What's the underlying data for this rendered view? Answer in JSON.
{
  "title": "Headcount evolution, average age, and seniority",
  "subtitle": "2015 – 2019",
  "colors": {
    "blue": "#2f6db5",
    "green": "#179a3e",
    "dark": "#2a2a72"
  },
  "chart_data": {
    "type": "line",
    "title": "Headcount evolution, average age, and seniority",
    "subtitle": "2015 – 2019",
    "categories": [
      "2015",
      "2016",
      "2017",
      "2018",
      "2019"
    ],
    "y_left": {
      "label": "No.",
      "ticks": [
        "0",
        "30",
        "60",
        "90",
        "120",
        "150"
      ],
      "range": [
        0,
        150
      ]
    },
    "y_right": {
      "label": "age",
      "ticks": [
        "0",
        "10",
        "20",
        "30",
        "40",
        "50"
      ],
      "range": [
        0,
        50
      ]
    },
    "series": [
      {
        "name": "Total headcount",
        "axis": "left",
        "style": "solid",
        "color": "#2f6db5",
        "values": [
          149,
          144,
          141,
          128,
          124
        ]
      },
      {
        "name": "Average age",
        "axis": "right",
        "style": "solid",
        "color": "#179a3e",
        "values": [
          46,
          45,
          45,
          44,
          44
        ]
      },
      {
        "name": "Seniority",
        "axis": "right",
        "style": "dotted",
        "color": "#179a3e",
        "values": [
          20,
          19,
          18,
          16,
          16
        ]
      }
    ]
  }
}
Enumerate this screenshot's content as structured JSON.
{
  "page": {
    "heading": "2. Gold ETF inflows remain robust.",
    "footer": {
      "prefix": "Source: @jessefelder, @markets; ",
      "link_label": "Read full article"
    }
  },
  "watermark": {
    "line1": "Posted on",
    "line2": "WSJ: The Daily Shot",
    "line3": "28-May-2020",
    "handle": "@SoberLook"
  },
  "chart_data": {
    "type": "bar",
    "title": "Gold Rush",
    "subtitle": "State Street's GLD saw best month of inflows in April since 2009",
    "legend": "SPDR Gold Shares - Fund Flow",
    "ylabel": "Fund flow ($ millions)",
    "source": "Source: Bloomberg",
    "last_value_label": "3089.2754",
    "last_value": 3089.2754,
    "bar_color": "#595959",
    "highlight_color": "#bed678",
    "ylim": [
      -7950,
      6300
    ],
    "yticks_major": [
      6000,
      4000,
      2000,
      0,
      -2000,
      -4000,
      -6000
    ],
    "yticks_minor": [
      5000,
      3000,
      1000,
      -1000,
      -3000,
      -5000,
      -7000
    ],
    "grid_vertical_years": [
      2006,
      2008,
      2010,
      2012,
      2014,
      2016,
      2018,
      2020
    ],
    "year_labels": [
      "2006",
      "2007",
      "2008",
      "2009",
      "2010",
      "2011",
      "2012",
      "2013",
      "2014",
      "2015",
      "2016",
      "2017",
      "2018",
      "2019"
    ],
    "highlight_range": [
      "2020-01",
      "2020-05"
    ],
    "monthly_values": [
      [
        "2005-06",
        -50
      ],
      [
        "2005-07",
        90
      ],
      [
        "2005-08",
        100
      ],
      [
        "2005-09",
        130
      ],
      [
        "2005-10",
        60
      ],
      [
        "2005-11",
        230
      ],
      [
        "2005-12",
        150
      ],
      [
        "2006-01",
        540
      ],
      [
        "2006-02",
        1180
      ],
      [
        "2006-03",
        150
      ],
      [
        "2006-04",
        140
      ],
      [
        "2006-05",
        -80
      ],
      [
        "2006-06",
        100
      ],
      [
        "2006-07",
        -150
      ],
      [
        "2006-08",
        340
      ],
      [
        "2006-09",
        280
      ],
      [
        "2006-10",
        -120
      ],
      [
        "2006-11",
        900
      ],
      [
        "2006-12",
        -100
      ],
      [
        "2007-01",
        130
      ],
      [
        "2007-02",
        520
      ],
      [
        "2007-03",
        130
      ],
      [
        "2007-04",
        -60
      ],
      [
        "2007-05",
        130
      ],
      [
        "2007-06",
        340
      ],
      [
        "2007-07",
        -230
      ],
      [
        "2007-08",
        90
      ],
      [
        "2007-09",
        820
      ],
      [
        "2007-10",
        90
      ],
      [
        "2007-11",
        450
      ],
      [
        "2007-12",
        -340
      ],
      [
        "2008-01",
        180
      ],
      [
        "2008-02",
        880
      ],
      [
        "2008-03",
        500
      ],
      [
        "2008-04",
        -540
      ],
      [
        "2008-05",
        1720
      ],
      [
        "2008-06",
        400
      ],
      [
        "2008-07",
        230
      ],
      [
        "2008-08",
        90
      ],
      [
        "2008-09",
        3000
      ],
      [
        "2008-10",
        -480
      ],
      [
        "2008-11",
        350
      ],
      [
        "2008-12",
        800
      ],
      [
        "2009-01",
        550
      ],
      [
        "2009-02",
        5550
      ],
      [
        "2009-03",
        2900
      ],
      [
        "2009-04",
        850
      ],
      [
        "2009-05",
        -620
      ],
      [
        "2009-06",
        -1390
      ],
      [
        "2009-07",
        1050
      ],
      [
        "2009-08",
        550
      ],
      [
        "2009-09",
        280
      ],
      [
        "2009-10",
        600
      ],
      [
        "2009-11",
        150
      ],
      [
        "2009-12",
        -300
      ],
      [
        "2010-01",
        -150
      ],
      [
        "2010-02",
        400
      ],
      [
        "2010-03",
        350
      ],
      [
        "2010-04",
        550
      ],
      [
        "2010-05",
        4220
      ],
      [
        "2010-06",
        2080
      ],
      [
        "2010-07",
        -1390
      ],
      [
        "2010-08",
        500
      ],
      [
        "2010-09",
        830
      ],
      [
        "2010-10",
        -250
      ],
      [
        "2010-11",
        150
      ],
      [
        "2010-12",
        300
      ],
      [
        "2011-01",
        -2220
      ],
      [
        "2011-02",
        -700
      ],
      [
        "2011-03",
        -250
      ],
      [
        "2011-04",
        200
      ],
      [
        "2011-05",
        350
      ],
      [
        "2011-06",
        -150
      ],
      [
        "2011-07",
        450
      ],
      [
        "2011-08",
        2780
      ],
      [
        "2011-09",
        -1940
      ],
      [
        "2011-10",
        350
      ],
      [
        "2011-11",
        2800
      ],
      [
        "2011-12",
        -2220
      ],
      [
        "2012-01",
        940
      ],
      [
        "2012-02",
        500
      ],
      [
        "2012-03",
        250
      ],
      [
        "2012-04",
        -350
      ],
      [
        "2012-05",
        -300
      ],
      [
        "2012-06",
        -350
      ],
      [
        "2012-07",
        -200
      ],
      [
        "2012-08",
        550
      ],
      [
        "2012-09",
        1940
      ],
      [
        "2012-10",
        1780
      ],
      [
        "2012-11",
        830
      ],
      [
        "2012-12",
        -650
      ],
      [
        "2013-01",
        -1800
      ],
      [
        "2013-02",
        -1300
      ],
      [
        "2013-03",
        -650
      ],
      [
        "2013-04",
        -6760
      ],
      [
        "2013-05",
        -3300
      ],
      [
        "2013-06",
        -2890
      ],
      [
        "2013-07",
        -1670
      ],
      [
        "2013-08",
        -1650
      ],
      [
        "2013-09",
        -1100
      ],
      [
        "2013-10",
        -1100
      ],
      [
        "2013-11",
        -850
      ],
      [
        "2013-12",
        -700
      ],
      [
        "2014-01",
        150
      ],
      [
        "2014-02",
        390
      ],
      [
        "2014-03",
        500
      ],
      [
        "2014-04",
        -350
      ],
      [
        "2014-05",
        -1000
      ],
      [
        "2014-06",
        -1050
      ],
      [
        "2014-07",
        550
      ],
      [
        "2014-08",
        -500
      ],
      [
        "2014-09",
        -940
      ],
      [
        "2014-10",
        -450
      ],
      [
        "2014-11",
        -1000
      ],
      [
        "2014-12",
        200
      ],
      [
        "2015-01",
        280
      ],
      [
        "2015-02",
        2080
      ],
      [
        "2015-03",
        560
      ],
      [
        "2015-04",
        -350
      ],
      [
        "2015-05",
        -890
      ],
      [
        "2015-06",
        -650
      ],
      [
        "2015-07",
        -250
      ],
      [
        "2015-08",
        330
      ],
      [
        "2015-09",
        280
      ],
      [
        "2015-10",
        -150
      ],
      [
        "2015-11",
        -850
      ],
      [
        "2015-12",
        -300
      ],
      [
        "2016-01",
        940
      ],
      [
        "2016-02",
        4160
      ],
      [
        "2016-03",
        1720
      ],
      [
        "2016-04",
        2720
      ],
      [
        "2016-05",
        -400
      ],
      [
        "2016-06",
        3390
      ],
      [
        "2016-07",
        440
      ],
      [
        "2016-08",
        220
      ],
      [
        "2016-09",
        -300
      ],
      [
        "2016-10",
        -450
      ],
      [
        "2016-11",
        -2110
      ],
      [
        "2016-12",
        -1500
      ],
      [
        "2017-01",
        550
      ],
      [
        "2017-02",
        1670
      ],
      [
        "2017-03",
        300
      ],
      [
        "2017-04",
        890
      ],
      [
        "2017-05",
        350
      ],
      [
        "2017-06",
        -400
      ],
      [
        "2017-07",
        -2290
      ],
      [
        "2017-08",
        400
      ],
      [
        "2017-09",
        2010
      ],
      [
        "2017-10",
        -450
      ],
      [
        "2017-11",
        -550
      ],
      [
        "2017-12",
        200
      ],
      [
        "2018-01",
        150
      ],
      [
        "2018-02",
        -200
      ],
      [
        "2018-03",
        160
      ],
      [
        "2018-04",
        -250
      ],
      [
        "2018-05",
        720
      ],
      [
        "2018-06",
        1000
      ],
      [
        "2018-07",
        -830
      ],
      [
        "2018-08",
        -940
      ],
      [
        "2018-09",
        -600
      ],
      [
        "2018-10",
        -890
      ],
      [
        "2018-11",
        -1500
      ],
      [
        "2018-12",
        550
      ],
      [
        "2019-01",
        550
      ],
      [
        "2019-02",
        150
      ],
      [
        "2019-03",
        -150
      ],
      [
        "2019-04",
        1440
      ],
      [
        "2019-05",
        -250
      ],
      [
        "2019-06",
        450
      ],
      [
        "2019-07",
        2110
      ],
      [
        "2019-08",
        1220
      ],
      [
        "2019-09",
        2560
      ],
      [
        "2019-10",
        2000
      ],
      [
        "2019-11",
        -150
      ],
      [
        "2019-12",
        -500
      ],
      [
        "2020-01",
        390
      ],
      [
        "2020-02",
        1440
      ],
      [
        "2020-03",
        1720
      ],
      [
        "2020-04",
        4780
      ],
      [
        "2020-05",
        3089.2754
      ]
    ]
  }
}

▶ EXERCISE DETAILS
Find the string "JSON" in the listing and return every line that holds it.

▶ TASK ANSWER
What's the underlying data for this rendered view? Answer in JSON.
Enumerate this screenshot's content as structured JSON.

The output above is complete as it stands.